Exercise directions =
Retype all the entries word for word, but omit the pictures.

Saved entries:
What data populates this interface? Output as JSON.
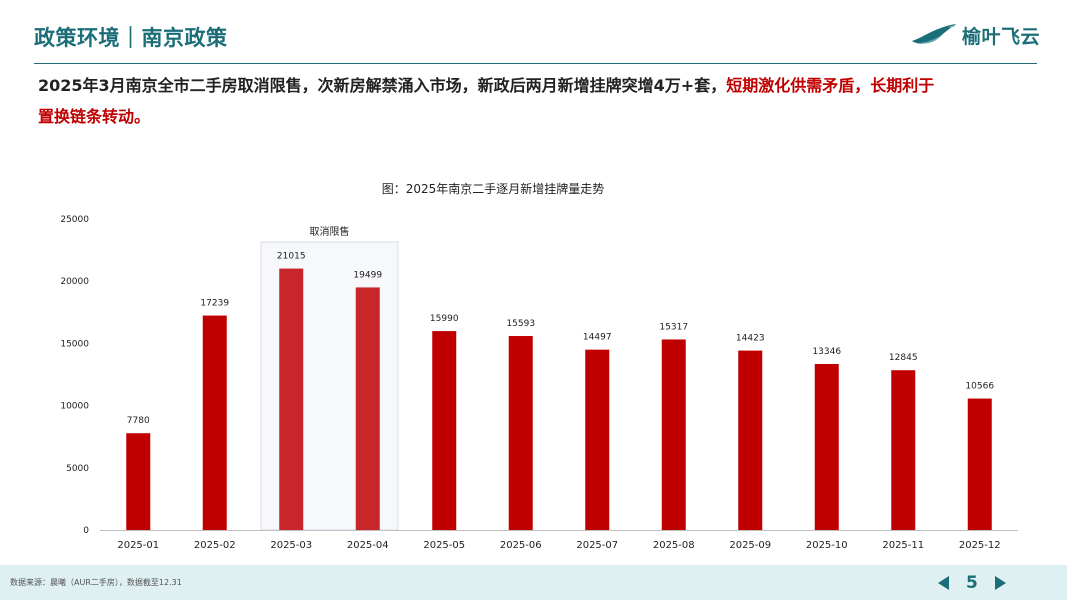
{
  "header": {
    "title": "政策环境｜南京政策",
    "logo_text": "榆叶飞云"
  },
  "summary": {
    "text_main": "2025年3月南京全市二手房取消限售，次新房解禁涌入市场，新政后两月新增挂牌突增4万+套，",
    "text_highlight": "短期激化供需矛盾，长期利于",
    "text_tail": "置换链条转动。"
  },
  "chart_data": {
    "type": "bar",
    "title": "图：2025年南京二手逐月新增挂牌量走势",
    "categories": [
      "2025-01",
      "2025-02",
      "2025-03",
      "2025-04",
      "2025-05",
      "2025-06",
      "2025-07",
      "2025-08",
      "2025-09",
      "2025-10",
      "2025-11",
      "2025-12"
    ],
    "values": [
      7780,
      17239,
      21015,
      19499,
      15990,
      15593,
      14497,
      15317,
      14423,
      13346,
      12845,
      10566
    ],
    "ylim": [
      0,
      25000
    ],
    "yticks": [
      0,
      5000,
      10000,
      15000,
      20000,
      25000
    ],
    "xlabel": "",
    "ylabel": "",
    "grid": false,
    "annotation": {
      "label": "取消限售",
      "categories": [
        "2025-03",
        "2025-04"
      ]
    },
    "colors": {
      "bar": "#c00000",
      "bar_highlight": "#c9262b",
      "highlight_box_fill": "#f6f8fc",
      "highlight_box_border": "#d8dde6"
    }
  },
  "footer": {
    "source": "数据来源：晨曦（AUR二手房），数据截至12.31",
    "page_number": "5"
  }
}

Written solution =
What data populates this interface? Output as JSON.
{
  "header": {
    "title": "政策环境｜南京政策",
    "logo_text": "榆叶飞云"
  },
  "summary": {
    "text_main": "2025年3月南京全市二手房取消限售，次新房解禁涌入市场，新政后两月新增挂牌突增4万+套，",
    "text_highlight": "短期激化供需矛盾，长期利于",
    "text_tail": "置换链条转动。"
  },
  "chart_data": {
    "type": "bar",
    "title": "图：2025年南京二手逐月新增挂牌量走势",
    "categories": [
      "2025-01",
      "2025-02",
      "2025-03",
      "2025-04",
      "2025-05",
      "2025-06",
      "2025-07",
      "2025-08",
      "2025-09",
      "2025-10",
      "2025-11",
      "2025-12"
    ],
    "values": [
      7780,
      17239,
      21015,
      19499,
      15990,
      15593,
      14497,
      15317,
      14423,
      13346,
      12845,
      10566
    ],
    "ylim": [
      0,
      25000
    ],
    "yticks": [
      0,
      5000,
      10000,
      15000,
      20000,
      25000
    ],
    "xlabel": "",
    "ylabel": "",
    "grid": false,
    "annotation": {
      "label": "取消限售",
      "categories": [
        "2025-03",
        "2025-04"
      ]
    },
    "colors": {
      "bar": "#c00000",
      "bar_highlight": "#c9262b",
      "highlight_box_fill": "#f6f8fc",
      "highlight_box_border": "#d8dde6"
    }
  },
  "footer": {
    "source": "数据来源：晨曦（AUR二手房），数据截至12.31",
    "page_number": "5"
  }
}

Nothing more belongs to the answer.